# Directive
Collect every line below that contains the word "document".

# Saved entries
==*==

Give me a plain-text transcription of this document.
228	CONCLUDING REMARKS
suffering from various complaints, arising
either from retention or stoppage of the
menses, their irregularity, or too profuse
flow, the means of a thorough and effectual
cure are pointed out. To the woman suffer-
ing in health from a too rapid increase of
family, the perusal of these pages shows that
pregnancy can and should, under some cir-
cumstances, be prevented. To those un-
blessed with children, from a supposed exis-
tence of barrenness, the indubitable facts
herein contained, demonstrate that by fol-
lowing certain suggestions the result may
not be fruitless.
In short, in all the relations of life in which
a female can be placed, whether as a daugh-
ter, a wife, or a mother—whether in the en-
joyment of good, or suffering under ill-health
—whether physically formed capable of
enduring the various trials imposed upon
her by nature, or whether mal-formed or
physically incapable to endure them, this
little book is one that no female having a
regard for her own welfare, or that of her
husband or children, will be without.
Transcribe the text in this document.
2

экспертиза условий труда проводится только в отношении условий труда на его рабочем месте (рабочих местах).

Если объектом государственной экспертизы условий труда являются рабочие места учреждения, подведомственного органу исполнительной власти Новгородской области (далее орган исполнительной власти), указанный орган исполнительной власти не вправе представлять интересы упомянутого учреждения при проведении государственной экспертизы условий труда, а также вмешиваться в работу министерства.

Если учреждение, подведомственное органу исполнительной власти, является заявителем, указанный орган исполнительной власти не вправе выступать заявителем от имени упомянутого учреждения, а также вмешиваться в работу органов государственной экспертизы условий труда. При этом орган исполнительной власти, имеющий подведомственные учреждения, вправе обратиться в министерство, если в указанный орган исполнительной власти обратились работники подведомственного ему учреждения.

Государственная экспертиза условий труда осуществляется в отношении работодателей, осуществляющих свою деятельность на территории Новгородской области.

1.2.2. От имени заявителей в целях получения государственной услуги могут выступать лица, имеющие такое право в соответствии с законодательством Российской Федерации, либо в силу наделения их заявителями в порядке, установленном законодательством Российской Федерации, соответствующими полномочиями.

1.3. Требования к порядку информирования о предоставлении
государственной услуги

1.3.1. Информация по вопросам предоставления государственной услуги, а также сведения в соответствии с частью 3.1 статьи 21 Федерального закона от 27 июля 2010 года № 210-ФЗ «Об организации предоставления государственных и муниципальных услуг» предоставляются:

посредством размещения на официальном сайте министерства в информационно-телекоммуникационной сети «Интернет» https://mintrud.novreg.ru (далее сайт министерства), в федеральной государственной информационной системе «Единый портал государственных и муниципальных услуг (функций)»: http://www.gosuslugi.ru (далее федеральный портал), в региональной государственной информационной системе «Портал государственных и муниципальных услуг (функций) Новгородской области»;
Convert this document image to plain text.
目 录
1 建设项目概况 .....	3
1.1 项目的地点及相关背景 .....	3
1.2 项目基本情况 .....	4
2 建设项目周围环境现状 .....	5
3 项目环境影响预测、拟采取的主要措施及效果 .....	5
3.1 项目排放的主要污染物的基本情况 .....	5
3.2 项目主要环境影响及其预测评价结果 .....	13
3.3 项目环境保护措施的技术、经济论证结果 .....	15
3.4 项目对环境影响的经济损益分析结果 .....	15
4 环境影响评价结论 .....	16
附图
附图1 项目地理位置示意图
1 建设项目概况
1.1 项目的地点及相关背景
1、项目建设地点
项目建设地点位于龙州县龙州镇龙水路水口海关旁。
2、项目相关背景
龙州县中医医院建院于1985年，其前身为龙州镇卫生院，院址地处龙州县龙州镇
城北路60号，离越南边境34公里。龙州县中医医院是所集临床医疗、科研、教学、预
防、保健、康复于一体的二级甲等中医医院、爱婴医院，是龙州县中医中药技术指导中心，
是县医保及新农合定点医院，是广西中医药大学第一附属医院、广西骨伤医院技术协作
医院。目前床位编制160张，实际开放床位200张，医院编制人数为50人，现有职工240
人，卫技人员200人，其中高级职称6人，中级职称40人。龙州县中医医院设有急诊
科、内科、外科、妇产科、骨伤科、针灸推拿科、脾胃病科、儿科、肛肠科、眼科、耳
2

==*==

# The reply
Give me a plain-text transcription of this document.
Transcribe the text in this document.
Convert this document image to plain text.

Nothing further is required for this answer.